EXERCISE: Only a number is wanted here: the number of lines of the data that include "valor".

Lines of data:
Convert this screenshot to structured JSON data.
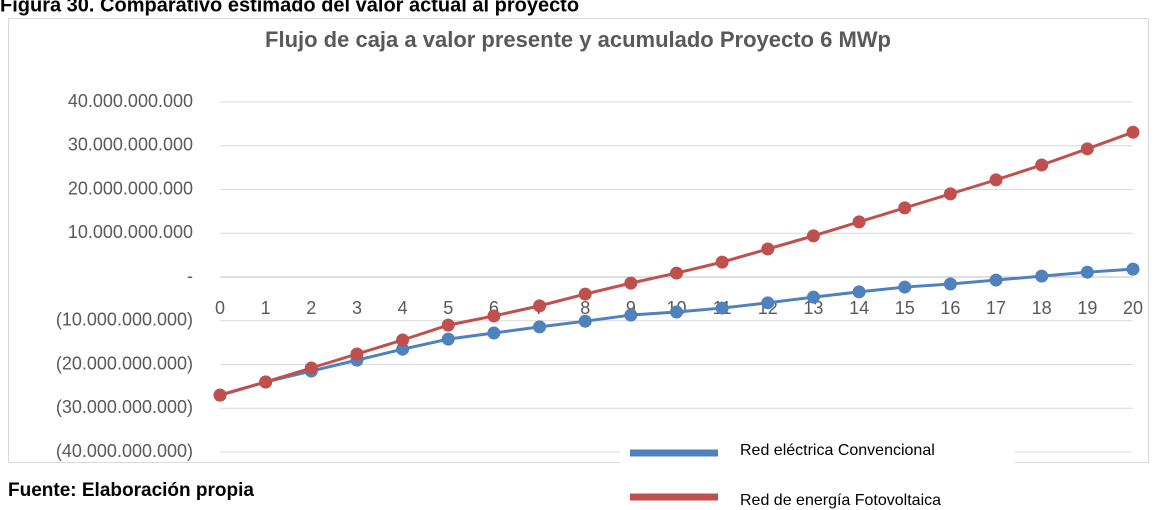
{
  "heading": "Figura 30. Comparativo estimado del valor actual al proyecto",
  "source": "Fuente: Elaboración propia",
  "chart_data": {
    "type": "line",
    "title": "Flujo de caja a valor presente y acumulado Proyecto 6 MWp",
    "categories": [
      "0",
      "1",
      "2",
      "3",
      "4",
      "5",
      "6",
      "7",
      "8",
      "9",
      "10",
      "11",
      "12",
      "13",
      "14",
      "15",
      "16",
      "17",
      "18",
      "19",
      "20"
    ],
    "series": [
      {
        "name": "Red eléctrica Convencional",
        "color": "#4f81bd",
        "values": [
          -27000000000,
          -24000000000,
          -21500000000,
          -19000000000,
          -16500000000,
          -14200000000,
          -12800000000,
          -11400000000,
          -10100000000,
          -8700000000,
          -8000000000,
          -7100000000,
          -5900000000,
          -4600000000,
          -3400000000,
          -2300000000,
          -1600000000,
          -700000000,
          200000000,
          1100000000,
          1800000000
        ]
      },
      {
        "name": "Red de energía Fotovoltaica",
        "color": "#c0504d",
        "values": [
          -27000000000,
          -24000000000,
          -20800000000,
          -17600000000,
          -14400000000,
          -11000000000,
          -8900000000,
          -6600000000,
          -3900000000,
          -1400000000,
          900000000,
          3400000000,
          6400000000,
          9400000000,
          12600000000,
          15800000000,
          19000000000,
          22200000000,
          25600000000,
          29300000000,
          33100000000
        ]
      }
    ],
    "ylim": [
      -40000000000,
      40000000000
    ],
    "yticks": [
      {
        "value": -40000000000,
        "label": "(40.000.000.000)"
      },
      {
        "value": -30000000000,
        "label": "(30.000.000.000)"
      },
      {
        "value": -20000000000,
        "label": "(20.000.000.000)"
      },
      {
        "value": -10000000000,
        "label": "(10.000.000.000)"
      },
      {
        "value": 0,
        "label": "-"
      },
      {
        "value": 10000000000,
        "label": "10.000.000.000"
      },
      {
        "value": 20000000000,
        "label": "20.000.000.000"
      },
      {
        "value": 30000000000,
        "label": "30.000.000.000"
      },
      {
        "value": 40000000000,
        "label": "40.000.000.000"
      }
    ],
    "grid": true,
    "legend": "bottom-right"
  }
}
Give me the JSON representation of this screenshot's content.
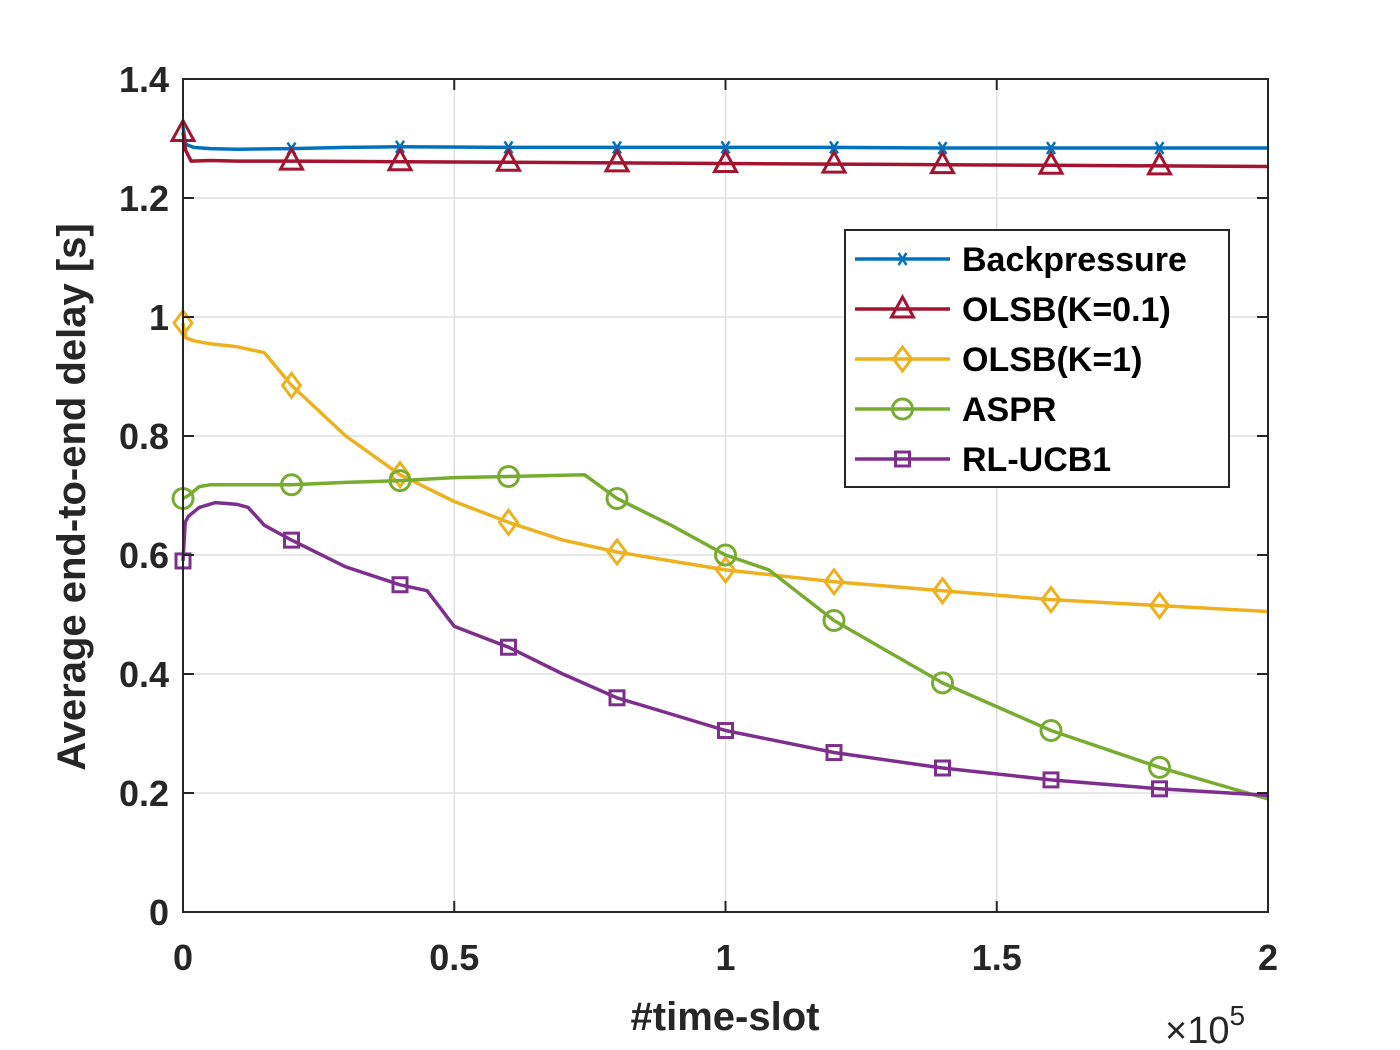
{
  "chart_data": {
    "type": "line",
    "title": "",
    "xlabel": "#time-slot",
    "ylabel": "Average end-to-end delay [s]",
    "x_multiplier_label": {
      "base": "×10",
      "exp": "5"
    },
    "xlim": [
      0,
      2
    ],
    "ylim": [
      0,
      1.4
    ],
    "xticks": [
      0,
      0.5,
      1,
      1.5,
      2
    ],
    "xtick_labels": [
      "0",
      "0.5",
      "1",
      "1.5",
      "2"
    ],
    "yticks": [
      0,
      0.2,
      0.4,
      0.6,
      0.8,
      1,
      1.2,
      1.4
    ],
    "ytick_labels": [
      "0",
      "0.2",
      "0.4",
      "0.6",
      "0.8",
      "1",
      "1.2",
      "1.4"
    ],
    "grid": true,
    "legend_position": "upper-right",
    "series": [
      {
        "name": "Backpressure",
        "color": "#0072BD",
        "marker": "asterisk",
        "x": [
          0,
          0.005,
          0.02,
          0.05,
          0.1,
          0.2,
          0.3,
          0.4,
          0.6,
          0.8,
          1.0,
          1.2,
          1.4,
          1.6,
          1.8,
          2.0
        ],
        "y": [
          1.32,
          1.29,
          1.285,
          1.283,
          1.282,
          1.283,
          1.285,
          1.286,
          1.285,
          1.285,
          1.285,
          1.285,
          1.284,
          1.284,
          1.284,
          1.284
        ],
        "marker_x": [
          0.2,
          0.4,
          0.6,
          0.8,
          1.0,
          1.2,
          1.4,
          1.6,
          1.8
        ]
      },
      {
        "name": "OLSB(K=0.1)",
        "color": "#A2142F",
        "marker": "triangle",
        "x": [
          0,
          0.005,
          0.015,
          0.05,
          0.1,
          0.2,
          0.4,
          0.6,
          0.8,
          1.0,
          1.2,
          1.4,
          1.6,
          1.8,
          2.0
        ],
        "y": [
          1.31,
          1.28,
          1.262,
          1.263,
          1.262,
          1.262,
          1.261,
          1.26,
          1.259,
          1.258,
          1.257,
          1.256,
          1.255,
          1.254,
          1.253
        ],
        "marker_x": [
          0,
          0.2,
          0.4,
          0.6,
          0.8,
          1.0,
          1.2,
          1.4,
          1.6,
          1.8
        ]
      },
      {
        "name": "OLSB(K=1)",
        "color": "#EDB120",
        "marker": "diamond",
        "x": [
          0,
          0.005,
          0.02,
          0.05,
          0.1,
          0.15,
          0.2,
          0.3,
          0.4,
          0.5,
          0.6,
          0.7,
          0.8,
          0.9,
          1.0,
          1.2,
          1.4,
          1.6,
          1.8,
          2.0
        ],
        "y": [
          0.99,
          0.965,
          0.96,
          0.955,
          0.95,
          0.94,
          0.885,
          0.8,
          0.735,
          0.69,
          0.655,
          0.625,
          0.605,
          0.59,
          0.575,
          0.555,
          0.54,
          0.525,
          0.515,
          0.505
        ],
        "marker_x": [
          0,
          0.2,
          0.4,
          0.6,
          0.8,
          1.0,
          1.2,
          1.4,
          1.6,
          1.8
        ]
      },
      {
        "name": "ASPR",
        "color": "#77AC30",
        "marker": "circle",
        "x": [
          0,
          0.01,
          0.03,
          0.05,
          0.1,
          0.2,
          0.3,
          0.4,
          0.5,
          0.6,
          0.74,
          0.8,
          0.9,
          1.0,
          1.08,
          1.2,
          1.4,
          1.6,
          1.8,
          2.0
        ],
        "y": [
          0.695,
          0.7,
          0.715,
          0.718,
          0.718,
          0.718,
          0.722,
          0.725,
          0.73,
          0.732,
          0.735,
          0.695,
          0.65,
          0.6,
          0.575,
          0.49,
          0.385,
          0.305,
          0.243,
          0.19
        ],
        "marker_x": [
          0,
          0.2,
          0.4,
          0.6,
          0.8,
          1.0,
          1.2,
          1.4,
          1.6,
          1.8
        ]
      },
      {
        "name": "RL-UCB1",
        "color": "#7E2F8E",
        "marker": "square",
        "x": [
          0,
          0.004,
          0.01,
          0.03,
          0.06,
          0.1,
          0.12,
          0.15,
          0.2,
          0.3,
          0.4,
          0.45,
          0.5,
          0.6,
          0.7,
          0.8,
          1.0,
          1.2,
          1.4,
          1.6,
          1.8,
          2.0
        ],
        "y": [
          0.59,
          0.655,
          0.665,
          0.68,
          0.688,
          0.685,
          0.68,
          0.65,
          0.625,
          0.58,
          0.55,
          0.54,
          0.48,
          0.445,
          0.4,
          0.36,
          0.305,
          0.268,
          0.242,
          0.222,
          0.207,
          0.196
        ],
        "marker_x": [
          0,
          0.2,
          0.4,
          0.6,
          0.8,
          1.0,
          1.2,
          1.4,
          1.6,
          1.8
        ]
      }
    ]
  }
}
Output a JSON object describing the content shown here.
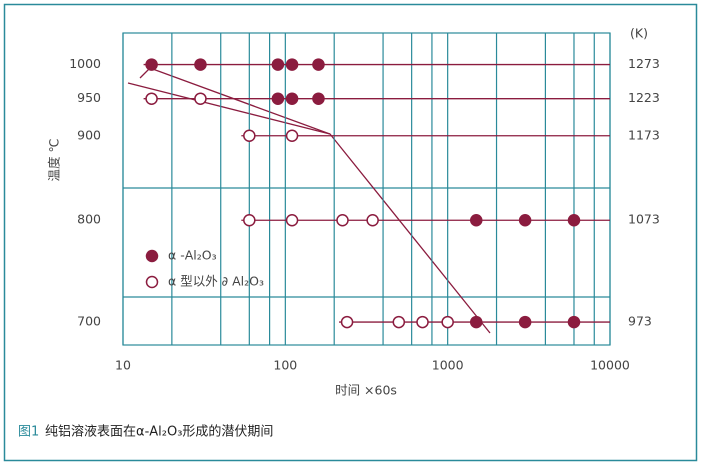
{
  "chart_data": {
    "type": "scatter",
    "y_axis_label": "温度 ℃",
    "x_axis_label": "时间 ×60s",
    "y2_axis_label": "(K)",
    "xscale": "log",
    "yscale": "reciprocal-absolute",
    "xlim": [
      10,
      10000
    ],
    "xticks": [
      10,
      100,
      1000,
      10000
    ],
    "ylim": [
      680,
      1050
    ],
    "yticks": [
      1000,
      950,
      900,
      800,
      700
    ],
    "y2lim": [
      953,
      1323
    ],
    "y2ticks": [
      1273,
      1223,
      1173,
      1073,
      973
    ],
    "series": [
      {
        "name": "α -Al₂O₃",
        "color": "#8b1c3f",
        "filled": true,
        "x": [
          15,
          30,
          90,
          110,
          160,
          90,
          110,
          160,
          1500,
          3000,
          6000,
          1500,
          3000,
          6000
        ],
        "values": [
          1000,
          1000,
          1000,
          1000,
          1000,
          950,
          950,
          950,
          800,
          800,
          800,
          700,
          700,
          700
        ]
      },
      {
        "name": "α 型以外 ∂ Al₂O₃",
        "color": "#8b1c3f",
        "filled": false,
        "x": [
          15,
          30,
          60,
          110,
          60,
          110,
          225,
          345,
          240,
          500,
          700,
          1000
        ],
        "values": [
          950,
          950,
          900,
          900,
          800,
          800,
          800,
          800,
          700,
          700,
          700,
          700
        ]
      }
    ]
  },
  "caption": {
    "label": "图1",
    "text": "纯铝溶液表面在α-Al₂O₃形成的潜伏期间"
  }
}
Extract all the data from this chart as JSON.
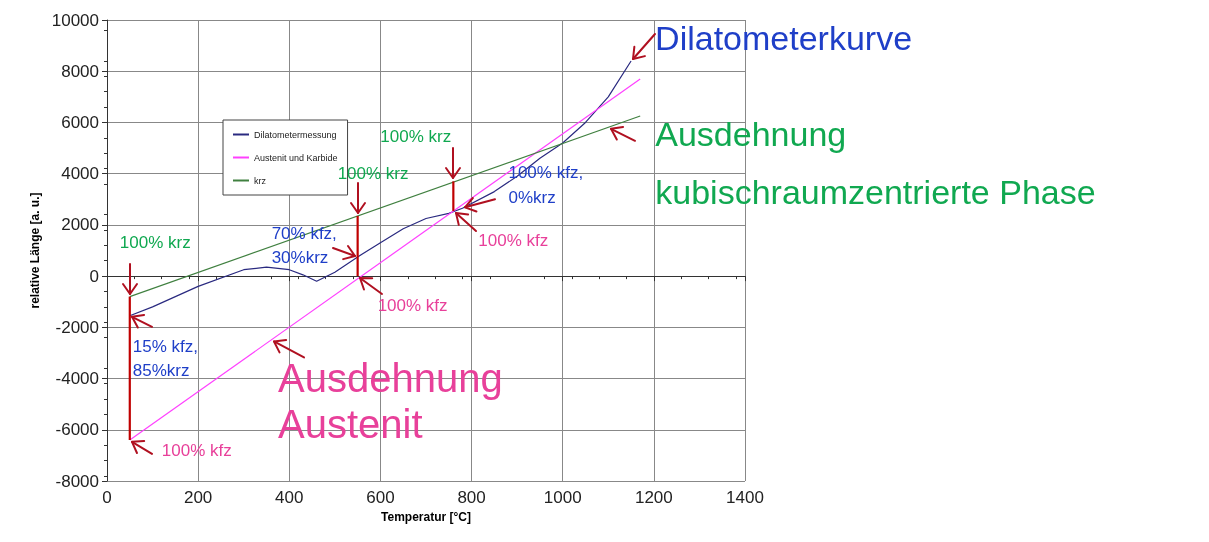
{
  "chart_data": {
    "type": "line",
    "xlabel": "Temperatur [°C]",
    "ylabel": "relative Länge [a. u.]",
    "xlim": [
      0,
      1400
    ],
    "xticks": [
      0,
      200,
      400,
      600,
      800,
      1000,
      1200,
      1400
    ],
    "ylim": [
      -8000,
      10000
    ],
    "yticks": [
      -8000,
      -6000,
      -4000,
      -2000,
      0,
      2000,
      4000,
      6000,
      8000,
      10000
    ],
    "grid": true,
    "legend": "top left",
    "marker": "none",
    "line_style": "solid",
    "series": [
      {
        "name": "Dilatometermessung",
        "color": "#2a2a80",
        "x": [
          50,
          100,
          200,
          300,
          350,
          400,
          430,
          460,
          500,
          550,
          600,
          650,
          700,
          750,
          780,
          850,
          900,
          950,
          1000,
          1050,
          1100,
          1150
        ],
        "values": [
          -1550,
          -1200,
          -400,
          250,
          350,
          250,
          50,
          -200,
          150,
          750,
          1300,
          1850,
          2250,
          2450,
          2650,
          3300,
          3900,
          4600,
          5200,
          6000,
          7000,
          8400
        ]
      },
      {
        "name": "Austenit und Karbide",
        "color": "#ff40ff",
        "x": [
          50,
          1170
        ],
        "values": [
          -6400,
          7700
        ]
      },
      {
        "name": "krz",
        "color": "#408040",
        "x": [
          50,
          1170
        ],
        "values": [
          -800,
          6250
        ]
      },
      {
        "color": "#c00000",
        "x": [
          50,
          50
        ],
        "values": [
          -800,
          -6400
        ]
      },
      {
        "color": "#c00000",
        "x": [
          550,
          550
        ],
        "values": [
          2350,
          0
        ]
      },
      {
        "color": "#c00000",
        "x": [
          760,
          760
        ],
        "values": [
          3700,
          2540
        ]
      }
    ],
    "annotations": [
      {
        "text": "Dilatometerkurve",
        "x": 1150,
        "y": 8400
      },
      {
        "text": "Ausdehnung\nkubischraumzentrierte Phase",
        "x": 1100,
        "y": 5805
      },
      {
        "text": "Ausdehnung\nAustenit",
        "x": 360,
        "y": -2497
      },
      {
        "text": "100% krz",
        "x": 50,
        "y": -800
      },
      {
        "text": "15% kfz,\n85%krz",
        "x": 50,
        "y": -1550
      },
      {
        "text": "100% kfz",
        "x": 50,
        "y": -6400
      },
      {
        "text": "100% krz",
        "x": 550,
        "y": 2350
      },
      {
        "text": "70% kfz,\n30%krz",
        "x": 550,
        "y": 750
      },
      {
        "text": "100% kfz",
        "x": 550,
        "y": 0
      },
      {
        "text": "100% krz",
        "x": 760,
        "y": 3700
      },
      {
        "text": "100% kfz,\n0%krz",
        "x": 780,
        "y": 2650
      },
      {
        "text": "100% kfz",
        "x": 760,
        "y": 2540
      }
    ]
  }
}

OUTPUT FOR THIS TASK: 2